▸ YOUR GOAL
Quote the records that follow in full, leaving the pictures out.

▸ GIVEN RECORDS

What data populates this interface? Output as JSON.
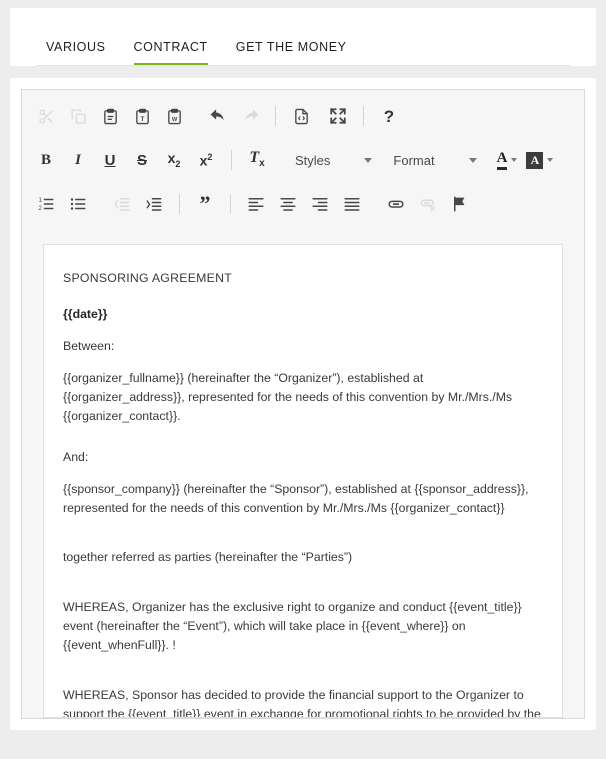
{
  "tabs": {
    "items": [
      {
        "label": "VARIOUS",
        "active": false
      },
      {
        "label": "CONTRACT",
        "active": true
      },
      {
        "label": "GET THE MONEY",
        "active": false
      }
    ],
    "active_color": "#7cb518"
  },
  "editor": {
    "toolbar": {
      "row1": [
        {
          "name": "cut",
          "title": "Cut",
          "disabled": true
        },
        {
          "name": "copy",
          "title": "Copy",
          "disabled": true
        },
        {
          "name": "paste",
          "title": "Paste",
          "disabled": false
        },
        {
          "name": "paste-text",
          "title": "Paste as plain text",
          "disabled": false
        },
        {
          "name": "paste-word",
          "title": "Paste from Word",
          "disabled": false
        },
        {
          "name": "undo",
          "title": "Undo",
          "disabled": false
        },
        {
          "name": "redo",
          "title": "Redo",
          "disabled": true
        },
        {
          "name": "source",
          "title": "Source",
          "disabled": false
        },
        {
          "name": "maximize",
          "title": "Maximize",
          "disabled": false
        },
        {
          "name": "help",
          "title": "About",
          "disabled": false
        }
      ],
      "row2": {
        "bold": "B",
        "italic": "I",
        "underline": "U",
        "strike": "S",
        "subscript": "x",
        "subscript_mark": "2",
        "superscript": "x",
        "superscript_mark": "2",
        "remove_format": "T",
        "remove_format_mark": "x",
        "styles_label": "Styles",
        "format_label": "Format",
        "text_color_label": "A",
        "bg_color_label": "A"
      },
      "row3": [
        {
          "name": "numbered-list",
          "title": "Insert/Remove Numbered List",
          "disabled": false
        },
        {
          "name": "bulleted-list",
          "title": "Insert/Remove Bulleted List",
          "disabled": false
        },
        {
          "name": "outdent",
          "title": "Decrease Indent",
          "disabled": true
        },
        {
          "name": "indent",
          "title": "Increase Indent",
          "disabled": false
        },
        {
          "name": "blockquote",
          "title": "Block Quote",
          "disabled": false
        },
        {
          "name": "align-left",
          "title": "Align Left",
          "disabled": false
        },
        {
          "name": "align-center",
          "title": "Center",
          "disabled": false
        },
        {
          "name": "align-right",
          "title": "Align Right",
          "disabled": false
        },
        {
          "name": "justify",
          "title": "Justify",
          "disabled": false
        },
        {
          "name": "link",
          "title": "Link",
          "disabled": false
        },
        {
          "name": "unlink",
          "title": "Unlink",
          "disabled": true
        },
        {
          "name": "anchor",
          "title": "Anchor",
          "disabled": false
        }
      ]
    },
    "document": {
      "title": "SPONSORING AGREEMENT",
      "date_token": "{{date}}",
      "between_label": "Between:",
      "organizer_para": "{{organizer_fullname}} (hereinafter the “Organizer”), established at {{organizer_address}}, represented for the needs of this convention by Mr./Mrs./Ms {{organizer_contact}}.",
      "and_label": "And:",
      "sponsor_para": "{{sponsor_company}} (hereinafter the “Sponsor”), established at {{sponsor_address}}, represented for the needs of this convention by Mr./Mrs./Ms {{organizer_contact}}",
      "parties_para": "together referred as parties (hereinafter the “Parties”)",
      "whereas_one": "WHEREAS, Organizer has the exclusive right to organize and conduct {{event_title}} event (hereinafter the “Event”), which will take place in {{event_where}} on {{event_whenFull}}. !",
      "whereas_two": "WHEREAS, Sponsor has decided to provide the financial support to the Organizer to support the {{event_title}} event in exchange for promotional rights to be provided by the Organizer."
    }
  }
}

▸ EXERCISE RESPONSE
What data populates this interface? Output as JSON.
{
  "tabs": {
    "items": [
      {
        "label": "VARIOUS",
        "active": false
      },
      {
        "label": "CONTRACT",
        "active": true
      },
      {
        "label": "GET THE MONEY",
        "active": false
      }
    ],
    "active_color": "#7cb518"
  },
  "editor": {
    "toolbar": {
      "row1": [
        {
          "name": "cut",
          "title": "Cut",
          "disabled": true
        },
        {
          "name": "copy",
          "title": "Copy",
          "disabled": true
        },
        {
          "name": "paste",
          "title": "Paste",
          "disabled": false
        },
        {
          "name": "paste-text",
          "title": "Paste as plain text",
          "disabled": false
        },
        {
          "name": "paste-word",
          "title": "Paste from Word",
          "disabled": false
        },
        {
          "name": "undo",
          "title": "Undo",
          "disabled": false
        },
        {
          "name": "redo",
          "title": "Redo",
          "disabled": true
        },
        {
          "name": "source",
          "title": "Source",
          "disabled": false
        },
        {
          "name": "maximize",
          "title": "Maximize",
          "disabled": false
        },
        {
          "name": "help",
          "title": "About",
          "disabled": false
        }
      ],
      "row2": {
        "bold": "B",
        "italic": "I",
        "underline": "U",
        "strike": "S",
        "subscript": "x",
        "subscript_mark": "2",
        "superscript": "x",
        "superscript_mark": "2",
        "remove_format": "T",
        "remove_format_mark": "x",
        "styles_label": "Styles",
        "format_label": "Format",
        "text_color_label": "A",
        "bg_color_label": "A"
      },
      "row3": [
        {
          "name": "numbered-list",
          "title": "Insert/Remove Numbered List",
          "disabled": false
        },
        {
          "name": "bulleted-list",
          "title": "Insert/Remove Bulleted List",
          "disabled": false
        },
        {
          "name": "outdent",
          "title": "Decrease Indent",
          "disabled": true
        },
        {
          "name": "indent",
          "title": "Increase Indent",
          "disabled": false
        },
        {
          "name": "blockquote",
          "title": "Block Quote",
          "disabled": false
        },
        {
          "name": "align-left",
          "title": "Align Left",
          "disabled": false
        },
        {
          "name": "align-center",
          "title": "Center",
          "disabled": false
        },
        {
          "name": "align-right",
          "title": "Align Right",
          "disabled": false
        },
        {
          "name": "justify",
          "title": "Justify",
          "disabled": false
        },
        {
          "name": "link",
          "title": "Link",
          "disabled": false
        },
        {
          "name": "unlink",
          "title": "Unlink",
          "disabled": true
        },
        {
          "name": "anchor",
          "title": "Anchor",
          "disabled": false
        }
      ]
    },
    "document": {
      "title": "SPONSORING AGREEMENT",
      "date_token": "{{date}}",
      "between_label": "Between:",
      "organizer_para": "{{organizer_fullname}} (hereinafter the “Organizer”), established at {{organizer_address}}, represented for the needs of this convention by Mr./Mrs./Ms {{organizer_contact}}.",
      "and_label": "And:",
      "sponsor_para": "{{sponsor_company}} (hereinafter the “Sponsor”), established at {{sponsor_address}}, represented for the needs of this convention by Mr./Mrs./Ms {{organizer_contact}}",
      "parties_para": "together referred as parties (hereinafter the “Parties”)",
      "whereas_one": "WHEREAS, Organizer has the exclusive right to organize and conduct {{event_title}} event (hereinafter the “Event”), which will take place in {{event_where}} on {{event_whenFull}}. !",
      "whereas_two": "WHEREAS, Sponsor has decided to provide the financial support to the Organizer to support the {{event_title}} event in exchange for promotional rights to be provided by the Organizer."
    }
  }
}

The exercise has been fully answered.